— GIVEN TASK —
Skip the pictures. Reproduce all other material exactly.
:::::
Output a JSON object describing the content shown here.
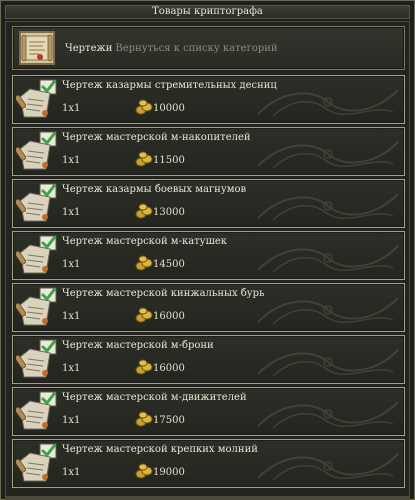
{
  "window": {
    "title": "Товары криптографа"
  },
  "header": {
    "category": "Чертежи",
    "back_link": "Вернуться к списку категорий",
    "icon": "blueprint-scroll-icon"
  },
  "currency_icon": "gold-coins-icon",
  "items": [
    {
      "name": "Чертеж казармы стремительных десниц",
      "qty": "1x1",
      "price": "10000"
    },
    {
      "name": "Чертеж мастерской м-накопителей",
      "qty": "1x1",
      "price": "11500"
    },
    {
      "name": "Чертеж казармы боевых магнумов",
      "qty": "1x1",
      "price": "13000"
    },
    {
      "name": "Чертеж мастерской м-катушек",
      "qty": "1x1",
      "price": "14500"
    },
    {
      "name": "Чертеж мастерской кинжальных бурь",
      "qty": "1x1",
      "price": "16000"
    },
    {
      "name": "Чертеж мастерской м-брони",
      "qty": "1x1",
      "price": "16000"
    },
    {
      "name": "Чертеж мастерской м-движителей",
      "qty": "1x1",
      "price": "17500"
    },
    {
      "name": "Чертеж мастерской крепких молний",
      "qty": "1x1",
      "price": "19000"
    }
  ],
  "colors": {
    "background": "#23241e",
    "border": "#a29f8a",
    "text": "#ece6d6",
    "muted_text": "#8f8b7c",
    "checkmark": "#3ea24a",
    "coin": "#c9a02c"
  }
}
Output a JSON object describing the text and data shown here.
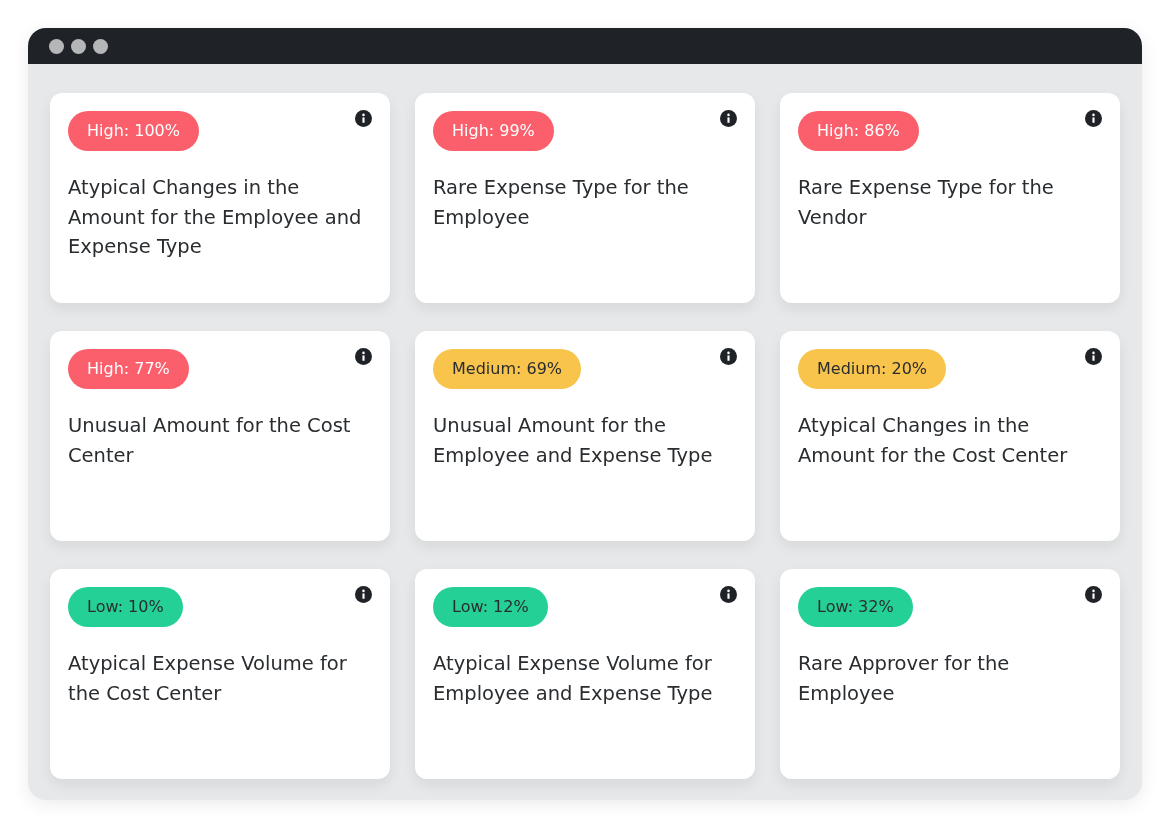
{
  "cards": [
    {
      "badge": {
        "kind": "high",
        "label": "High: 100%"
      },
      "title": "Atypical Changes in the Amount for the Employee and Expense Type"
    },
    {
      "badge": {
        "kind": "high",
        "label": "High: 99%"
      },
      "title": "Rare Expense Type for the Employee"
    },
    {
      "badge": {
        "kind": "high",
        "label": "High: 86%"
      },
      "title": "Rare Expense Type for the Vendor"
    },
    {
      "badge": {
        "kind": "high",
        "label": "High: 77%"
      },
      "title": "Unusual Amount for the Cost Center"
    },
    {
      "badge": {
        "kind": "medium",
        "label": "Medium: 69%"
      },
      "title": "Unusual Amount for the Employee and Expense Type"
    },
    {
      "badge": {
        "kind": "medium",
        "label": "Medium: 20%"
      },
      "title": "Atypical Changes in the Amount for the Cost Center"
    },
    {
      "badge": {
        "kind": "low",
        "label": "Low: 10%"
      },
      "title": "Atypical Expense Volume for the Cost Center"
    },
    {
      "badge": {
        "kind": "low",
        "label": "Low: 12%"
      },
      "title": "Atypical Expense Volume for Employee and Expense Type"
    },
    {
      "badge": {
        "kind": "low",
        "label": "Low: 32%"
      },
      "title": "Rare Approver for the Employee"
    }
  ]
}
:::::
— TASK SOLUTION —
Output a JSON object describing the content shown here.
{
  "window": {
    "title": "Товары криптографа"
  },
  "header": {
    "category": "Чертежи",
    "back_link": "Вернуться к списку категорий",
    "icon": "blueprint-scroll-icon"
  },
  "currency_icon": "gold-coins-icon",
  "items": [
    {
      "name": "Чертеж казармы стремительных десниц",
      "qty": "1x1",
      "price": "10000"
    },
    {
      "name": "Чертеж мастерской м-накопителей",
      "qty": "1x1",
      "price": "11500"
    },
    {
      "name": "Чертеж казармы боевых магнумов",
      "qty": "1x1",
      "price": "13000"
    },
    {
      "name": "Чертеж мастерской м-катушек",
      "qty": "1x1",
      "price": "14500"
    },
    {
      "name": "Чертеж мастерской кинжальных бурь",
      "qty": "1x1",
      "price": "16000"
    },
    {
      "name": "Чертеж мастерской м-брони",
      "qty": "1x1",
      "price": "16000"
    },
    {
      "name": "Чертеж мастерской м-движителей",
      "qty": "1x1",
      "price": "17500"
    },
    {
      "name": "Чертеж мастерской крепких молний",
      "qty": "1x1",
      "price": "19000"
    }
  ],
  "colors": {
    "background": "#23241e",
    "border": "#a29f8a",
    "text": "#ece6d6",
    "muted_text": "#8f8b7c",
    "checkmark": "#3ea24a",
    "coin": "#c9a02c"
  }
}
Output a JSON object describing the text and data shown here.
{
  "cards": [
    {
      "badge": {
        "kind": "high",
        "label": "High: 100%"
      },
      "title": "Atypical Changes in the Amount for the Employee and Expense Type"
    },
    {
      "badge": {
        "kind": "high",
        "label": "High: 99%"
      },
      "title": "Rare Expense Type for the Employee"
    },
    {
      "badge": {
        "kind": "high",
        "label": "High: 86%"
      },
      "title": "Rare Expense Type for the Vendor"
    },
    {
      "badge": {
        "kind": "high",
        "label": "High: 77%"
      },
      "title": "Unusual Amount for the Cost Center"
    },
    {
      "badge": {
        "kind": "medium",
        "label": "Medium: 69%"
      },
      "title": "Unusual Amount for the Employee and Expense Type"
    },
    {
      "badge": {
        "kind": "medium",
        "label": "Medium: 20%"
      },
      "title": "Atypical Changes in the Amount for the Cost Center"
    },
    {
      "badge": {
        "kind": "low",
        "label": "Low: 10%"
      },
      "title": "Atypical Expense Volume for the Cost Center"
    },
    {
      "badge": {
        "kind": "low",
        "label": "Low: 12%"
      },
      "title": "Atypical Expense Volume for Employee and Expense Type"
    },
    {
      "badge": {
        "kind": "low",
        "label": "Low: 32%"
      },
      "title": "Rare Approver for the Employee"
    }
  ]
}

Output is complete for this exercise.